--- Begin ---

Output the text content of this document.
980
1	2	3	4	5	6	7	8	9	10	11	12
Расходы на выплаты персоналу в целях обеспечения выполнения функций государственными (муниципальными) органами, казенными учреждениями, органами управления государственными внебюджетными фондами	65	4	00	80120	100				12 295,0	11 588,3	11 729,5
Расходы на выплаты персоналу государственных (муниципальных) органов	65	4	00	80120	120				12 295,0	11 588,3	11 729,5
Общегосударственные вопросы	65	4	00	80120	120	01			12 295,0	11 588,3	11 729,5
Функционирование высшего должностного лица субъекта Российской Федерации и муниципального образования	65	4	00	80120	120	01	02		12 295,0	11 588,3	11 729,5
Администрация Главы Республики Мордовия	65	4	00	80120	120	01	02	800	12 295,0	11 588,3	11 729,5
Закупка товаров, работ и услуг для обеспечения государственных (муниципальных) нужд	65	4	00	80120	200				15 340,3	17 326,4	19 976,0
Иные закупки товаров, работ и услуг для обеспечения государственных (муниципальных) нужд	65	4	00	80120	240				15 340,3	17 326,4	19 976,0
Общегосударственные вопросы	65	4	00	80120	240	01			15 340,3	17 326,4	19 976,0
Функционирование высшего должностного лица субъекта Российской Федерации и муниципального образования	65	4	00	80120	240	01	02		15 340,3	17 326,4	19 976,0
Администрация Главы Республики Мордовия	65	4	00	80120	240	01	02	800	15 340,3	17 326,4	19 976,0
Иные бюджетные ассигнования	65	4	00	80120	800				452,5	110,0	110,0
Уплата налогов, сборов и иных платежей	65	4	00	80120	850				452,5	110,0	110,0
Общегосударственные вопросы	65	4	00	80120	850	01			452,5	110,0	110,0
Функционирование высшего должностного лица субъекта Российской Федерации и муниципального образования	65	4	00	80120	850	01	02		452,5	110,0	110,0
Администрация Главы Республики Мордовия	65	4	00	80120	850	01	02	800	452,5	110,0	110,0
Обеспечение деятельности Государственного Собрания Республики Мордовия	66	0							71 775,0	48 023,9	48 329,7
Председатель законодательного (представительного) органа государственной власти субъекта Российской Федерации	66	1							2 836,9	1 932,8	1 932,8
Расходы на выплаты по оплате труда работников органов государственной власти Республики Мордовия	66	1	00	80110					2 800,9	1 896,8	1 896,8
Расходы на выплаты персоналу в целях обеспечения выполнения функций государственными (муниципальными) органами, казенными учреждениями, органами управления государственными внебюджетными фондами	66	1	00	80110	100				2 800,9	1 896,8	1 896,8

--- End ---

## TASK STATEMENT
From the records above, extract every entry verbatim.

## EXERCISE OUTPUT
Output the text content of this document.
980
1	2	3	4	5	6	7	8	9	10	11	12
Расходы на выплаты персоналу в целях обеспечения выполнения функций государственными (муниципальными) органами, казенными учреждениями, органами управления государственными внебюджетными фондами	65	4	00	80120	100				12 295,0	11 588,3	11 729,5
Расходы на выплаты персоналу государственных (муниципальных) органов	65	4	00	80120	120				12 295,0	11 588,3	11 729,5
Общегосударственные вопросы	65	4	00	80120	120	01			12 295,0	11 588,3	11 729,5
Функционирование высшего должностного лица субъекта Российской Федерации и муниципального образования	65	4	00	80120	120	01	02		12 295,0	11 588,3	11 729,5
Администрация Главы Республики Мордовия	65	4	00	80120	120	01	02	800	12 295,0	11 588,3	11 729,5
Закупка товаров, работ и услуг для обеспечения государственных (муниципальных) нужд	65	4	00	80120	200				15 340,3	17 326,4	19 976,0
Иные закупки товаров, работ и услуг для обеспечения государственных (муниципальных) нужд	65	4	00	80120	240				15 340,3	17 326,4	19 976,0
Общегосударственные вопросы	65	4	00	80120	240	01			15 340,3	17 326,4	19 976,0
Функционирование высшего должностного лица субъекта Российской Федерации и муниципального образования	65	4	00	80120	240	01	02		15 340,3	17 326,4	19 976,0
Администрация Главы Республики Мордовия	65	4	00	80120	240	01	02	800	15 340,3	17 326,4	19 976,0
Иные бюджетные ассигнования	65	4	00	80120	800				452,5	110,0	110,0
Уплата налогов, сборов и иных платежей	65	4	00	80120	850				452,5	110,0	110,0
Общегосударственные вопросы	65	4	00	80120	850	01			452,5	110,0	110,0
Функционирование высшего должностного лица субъекта Российской Федерации и муниципального образования	65	4	00	80120	850	01	02		452,5	110,0	110,0
Администрация Главы Республики Мордовия	65	4	00	80120	850	01	02	800	452,5	110,0	110,0
Обеспечение деятельности Государственного Собрания Республики Мордовия	66	0							71 775,0	48 023,9	48 329,7
Председатель законодательного (представительного) органа государственной власти субъекта Российской Федерации	66	1							2 836,9	1 932,8	1 932,8
Расходы на выплаты по оплате труда работников органов государственной власти Республики Мордовия	66	1	00	80110					2 800,9	1 896,8	1 896,8
Расходы на выплаты персоналу в целях обеспечения выполнения функций государственными (муниципальными) органами, казенными учреждениями, органами управления государственными внебюджетными фондами	66	1	00	80110	100				2 800,9	1 896,8	1 896,8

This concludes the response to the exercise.